>> Start

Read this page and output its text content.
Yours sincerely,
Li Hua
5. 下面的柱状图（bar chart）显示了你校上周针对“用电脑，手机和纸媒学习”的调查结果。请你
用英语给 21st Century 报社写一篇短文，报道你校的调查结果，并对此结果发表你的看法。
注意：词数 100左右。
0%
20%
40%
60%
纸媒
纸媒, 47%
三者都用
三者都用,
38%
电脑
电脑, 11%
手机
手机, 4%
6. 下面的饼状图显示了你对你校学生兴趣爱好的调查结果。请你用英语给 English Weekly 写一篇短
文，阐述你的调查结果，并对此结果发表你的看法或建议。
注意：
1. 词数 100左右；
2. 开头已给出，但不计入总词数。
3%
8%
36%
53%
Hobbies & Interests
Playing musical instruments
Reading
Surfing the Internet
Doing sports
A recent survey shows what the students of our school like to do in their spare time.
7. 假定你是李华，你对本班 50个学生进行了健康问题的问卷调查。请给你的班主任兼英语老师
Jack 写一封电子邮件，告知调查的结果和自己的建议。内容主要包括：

>> End

Every entry must be quoted exactly as it appears above.

--- Solution for this problem ---
Read this page and output its text content.
Yours sincerely,
Li Hua
5. 下面的柱状图（bar chart）显示了你校上周针对“用电脑，手机和纸媒学习”的调查结果。请你
用英语给 21st Century 报社写一篇短文，报道你校的调查结果，并对此结果发表你的看法。
注意：词数 100左右。
0%
20%
40%
60%
纸媒
纸媒, 47%
三者都用
三者都用,
38%
电脑
电脑, 11%
手机
手机, 4%
6. 下面的饼状图显示了你对你校学生兴趣爱好的调查结果。请你用英语给 English Weekly 写一篇短
文，阐述你的调查结果，并对此结果发表你的看法或建议。
注意：
1. 词数 100左右；
2. 开头已给出，但不计入总词数。
3%
8%
36%
53%
Hobbies & Interests
Playing musical instruments
Reading
Surfing the Internet
Doing sports
A recent survey shows what the students of our school like to do in their spare time.
7. 假定你是李华，你对本班 50个学生进行了健康问题的问卷调查。请给你的班主任兼英语老师
Jack 写一封电子邮件，告知调查的结果和自己的建议。内容主要包括：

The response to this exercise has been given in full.